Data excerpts
[Start]
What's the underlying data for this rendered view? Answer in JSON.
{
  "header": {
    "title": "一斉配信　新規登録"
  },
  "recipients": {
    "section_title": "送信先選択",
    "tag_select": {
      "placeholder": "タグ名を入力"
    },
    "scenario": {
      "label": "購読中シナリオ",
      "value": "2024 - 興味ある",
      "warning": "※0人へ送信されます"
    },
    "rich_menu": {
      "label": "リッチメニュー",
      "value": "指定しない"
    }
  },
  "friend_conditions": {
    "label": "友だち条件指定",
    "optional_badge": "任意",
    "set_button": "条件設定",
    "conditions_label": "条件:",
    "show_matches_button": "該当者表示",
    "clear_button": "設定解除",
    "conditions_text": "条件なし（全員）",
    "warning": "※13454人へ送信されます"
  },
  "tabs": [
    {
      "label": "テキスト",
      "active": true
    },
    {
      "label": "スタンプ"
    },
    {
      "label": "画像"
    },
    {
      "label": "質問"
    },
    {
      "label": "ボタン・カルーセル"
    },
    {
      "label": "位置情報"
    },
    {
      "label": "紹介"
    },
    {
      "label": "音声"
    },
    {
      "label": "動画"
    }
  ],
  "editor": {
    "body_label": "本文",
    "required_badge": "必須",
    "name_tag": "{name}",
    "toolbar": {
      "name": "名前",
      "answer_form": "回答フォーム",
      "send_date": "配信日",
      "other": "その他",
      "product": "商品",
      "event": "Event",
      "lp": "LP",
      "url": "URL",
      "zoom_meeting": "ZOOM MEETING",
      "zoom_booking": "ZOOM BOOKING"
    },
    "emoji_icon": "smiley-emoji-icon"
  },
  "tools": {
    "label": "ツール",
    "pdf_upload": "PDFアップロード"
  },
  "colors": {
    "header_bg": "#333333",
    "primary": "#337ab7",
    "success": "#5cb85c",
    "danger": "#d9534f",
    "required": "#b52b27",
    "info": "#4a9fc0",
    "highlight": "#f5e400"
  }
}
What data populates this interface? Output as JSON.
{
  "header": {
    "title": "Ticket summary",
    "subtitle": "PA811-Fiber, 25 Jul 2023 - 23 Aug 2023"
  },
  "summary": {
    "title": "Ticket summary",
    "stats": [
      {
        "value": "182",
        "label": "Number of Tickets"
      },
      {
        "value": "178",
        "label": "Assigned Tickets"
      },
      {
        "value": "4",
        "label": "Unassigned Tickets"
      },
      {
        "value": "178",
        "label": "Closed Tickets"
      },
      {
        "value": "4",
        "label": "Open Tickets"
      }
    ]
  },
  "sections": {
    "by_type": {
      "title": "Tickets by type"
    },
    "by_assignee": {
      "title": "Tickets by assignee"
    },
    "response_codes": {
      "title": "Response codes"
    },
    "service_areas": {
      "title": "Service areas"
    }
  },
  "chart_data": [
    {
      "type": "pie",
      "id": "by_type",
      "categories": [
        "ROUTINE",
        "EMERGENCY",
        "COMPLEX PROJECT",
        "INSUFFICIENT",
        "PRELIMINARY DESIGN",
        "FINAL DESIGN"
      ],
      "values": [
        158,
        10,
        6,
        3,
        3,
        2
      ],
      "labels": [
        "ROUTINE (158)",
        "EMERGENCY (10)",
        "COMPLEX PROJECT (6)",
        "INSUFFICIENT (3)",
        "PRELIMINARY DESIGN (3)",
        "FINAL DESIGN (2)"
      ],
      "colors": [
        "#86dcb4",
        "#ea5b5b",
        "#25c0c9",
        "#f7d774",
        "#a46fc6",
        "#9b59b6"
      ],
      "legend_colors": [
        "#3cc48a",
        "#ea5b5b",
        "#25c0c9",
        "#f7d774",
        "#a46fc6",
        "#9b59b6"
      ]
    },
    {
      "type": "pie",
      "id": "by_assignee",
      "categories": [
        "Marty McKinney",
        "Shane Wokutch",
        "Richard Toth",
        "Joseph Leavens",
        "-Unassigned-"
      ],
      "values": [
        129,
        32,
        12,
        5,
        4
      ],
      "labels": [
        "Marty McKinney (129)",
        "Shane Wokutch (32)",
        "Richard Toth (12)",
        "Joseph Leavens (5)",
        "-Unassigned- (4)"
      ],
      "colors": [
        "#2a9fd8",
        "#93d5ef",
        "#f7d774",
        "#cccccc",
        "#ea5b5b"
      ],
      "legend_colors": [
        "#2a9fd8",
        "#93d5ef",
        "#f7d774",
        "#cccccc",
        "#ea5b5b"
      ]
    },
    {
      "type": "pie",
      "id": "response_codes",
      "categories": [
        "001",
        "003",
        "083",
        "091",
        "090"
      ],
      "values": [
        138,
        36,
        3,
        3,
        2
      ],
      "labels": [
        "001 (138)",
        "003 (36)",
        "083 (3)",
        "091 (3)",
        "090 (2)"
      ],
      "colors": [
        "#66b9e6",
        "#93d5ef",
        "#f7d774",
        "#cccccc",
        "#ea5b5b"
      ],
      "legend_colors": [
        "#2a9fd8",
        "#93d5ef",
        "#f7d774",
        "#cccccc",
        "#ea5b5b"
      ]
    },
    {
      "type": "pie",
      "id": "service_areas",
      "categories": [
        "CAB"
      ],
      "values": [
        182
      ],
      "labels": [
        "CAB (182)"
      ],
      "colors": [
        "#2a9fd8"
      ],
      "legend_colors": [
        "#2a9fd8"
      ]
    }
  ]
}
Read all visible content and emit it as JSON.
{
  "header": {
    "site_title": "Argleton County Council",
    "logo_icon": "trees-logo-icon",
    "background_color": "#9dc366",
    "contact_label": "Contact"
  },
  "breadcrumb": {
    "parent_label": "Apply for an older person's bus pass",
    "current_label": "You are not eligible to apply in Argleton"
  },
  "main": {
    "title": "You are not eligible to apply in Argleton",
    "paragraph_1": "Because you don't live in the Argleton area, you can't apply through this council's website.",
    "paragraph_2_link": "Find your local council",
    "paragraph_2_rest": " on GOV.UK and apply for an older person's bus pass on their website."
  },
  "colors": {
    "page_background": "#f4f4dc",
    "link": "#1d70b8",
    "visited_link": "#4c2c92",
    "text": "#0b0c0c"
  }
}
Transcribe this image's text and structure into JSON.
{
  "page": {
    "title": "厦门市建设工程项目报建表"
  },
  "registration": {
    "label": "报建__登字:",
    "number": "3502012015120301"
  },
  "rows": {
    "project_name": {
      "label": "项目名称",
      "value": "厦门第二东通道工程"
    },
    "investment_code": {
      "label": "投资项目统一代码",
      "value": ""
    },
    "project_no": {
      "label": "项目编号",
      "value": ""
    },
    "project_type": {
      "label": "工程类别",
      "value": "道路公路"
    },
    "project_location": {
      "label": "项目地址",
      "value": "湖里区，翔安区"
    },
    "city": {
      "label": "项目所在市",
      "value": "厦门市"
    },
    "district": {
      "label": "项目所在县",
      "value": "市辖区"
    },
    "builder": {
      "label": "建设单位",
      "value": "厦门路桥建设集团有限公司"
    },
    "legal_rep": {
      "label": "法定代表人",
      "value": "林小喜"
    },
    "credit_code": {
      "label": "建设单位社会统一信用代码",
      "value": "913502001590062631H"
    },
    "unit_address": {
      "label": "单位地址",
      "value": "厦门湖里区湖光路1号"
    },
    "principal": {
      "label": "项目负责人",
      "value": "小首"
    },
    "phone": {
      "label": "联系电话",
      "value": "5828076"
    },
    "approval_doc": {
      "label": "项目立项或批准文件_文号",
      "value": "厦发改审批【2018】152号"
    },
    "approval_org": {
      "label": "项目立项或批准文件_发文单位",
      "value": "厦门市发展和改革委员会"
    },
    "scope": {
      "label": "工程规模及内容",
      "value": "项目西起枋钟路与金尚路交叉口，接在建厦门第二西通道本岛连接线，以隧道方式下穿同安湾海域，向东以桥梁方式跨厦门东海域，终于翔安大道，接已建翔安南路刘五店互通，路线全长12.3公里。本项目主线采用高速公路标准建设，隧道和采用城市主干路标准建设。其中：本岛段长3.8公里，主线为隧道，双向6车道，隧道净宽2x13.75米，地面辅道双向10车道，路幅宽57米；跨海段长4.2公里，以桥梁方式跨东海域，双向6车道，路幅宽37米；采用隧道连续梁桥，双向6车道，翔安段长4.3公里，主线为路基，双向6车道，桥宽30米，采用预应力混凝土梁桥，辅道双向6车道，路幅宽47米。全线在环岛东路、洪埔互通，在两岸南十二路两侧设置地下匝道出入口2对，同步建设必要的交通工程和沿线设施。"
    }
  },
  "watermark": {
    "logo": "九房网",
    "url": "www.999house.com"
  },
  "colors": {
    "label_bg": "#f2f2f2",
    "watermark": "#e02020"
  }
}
[End]
Aim:
Copy out exactly the lines running from the line with "Transcribe this image's" to the end of the records, inclusive.

Final result:
Transcribe this image's text and structure into JSON.
{
  "page": {
    "title": "厦门市建设工程项目报建表"
  },
  "registration": {
    "label": "报建__登字:",
    "number": "3502012015120301"
  },
  "rows": {
    "project_name": {
      "label": "项目名称",
      "value": "厦门第二东通道工程"
    },
    "investment_code": {
      "label": "投资项目统一代码",
      "value": ""
    },
    "project_no": {
      "label": "项目编号",
      "value": ""
    },
    "project_type": {
      "label": "工程类别",
      "value": "道路公路"
    },
    "project_location": {
      "label": "项目地址",
      "value": "湖里区，翔安区"
    },
    "city": {
      "label": "项目所在市",
      "value": "厦门市"
    },
    "district": {
      "label": "项目所在县",
      "value": "市辖区"
    },
    "builder": {
      "label": "建设单位",
      "value": "厦门路桥建设集团有限公司"
    },
    "legal_rep": {
      "label": "法定代表人",
      "value": "林小喜"
    },
    "credit_code": {
      "label": "建设单位社会统一信用代码",
      "value": "913502001590062631H"
    },
    "unit_address": {
      "label": "单位地址",
      "value": "厦门湖里区湖光路1号"
    },
    "principal": {
      "label": "项目负责人",
      "value": "小首"
    },
    "phone": {
      "label": "联系电话",
      "value": "5828076"
    },
    "approval_doc": {
      "label": "项目立项或批准文件_文号",
      "value": "厦发改审批【2018】152号"
    },
    "approval_org": {
      "label": "项目立项或批准文件_发文单位",
      "value": "厦门市发展和改革委员会"
    },
    "scope": {
      "label": "工程规模及内容",
      "value": "项目西起枋钟路与金尚路交叉口，接在建厦门第二西通道本岛连接线，以隧道方式下穿同安湾海域，向东以桥梁方式跨厦门东海域，终于翔安大道，接已建翔安南路刘五店互通，路线全长12.3公里。本项目主线采用高速公路标准建设，隧道和采用城市主干路标准建设。其中：本岛段长3.8公里，主线为隧道，双向6车道，隧道净宽2x13.75米，地面辅道双向10车道，路幅宽57米；跨海段长4.2公里，以桥梁方式跨东海域，双向6车道，路幅宽37米；采用隧道连续梁桥，双向6车道，翔安段长4.3公里，主线为路基，双向6车道，桥宽30米，采用预应力混凝土梁桥，辅道双向6车道，路幅宽47米。全线在环岛东路、洪埔互通，在两岸南十二路两侧设置地下匝道出入口2对，同步建设必要的交通工程和沿线设施。"
    }
  },
  "watermark": {
    "logo": "九房网",
    "url": "www.999house.com"
  },
  "colors": {
    "label_bg": "#f2f2f2",
    "watermark": "#e02020"
  }
}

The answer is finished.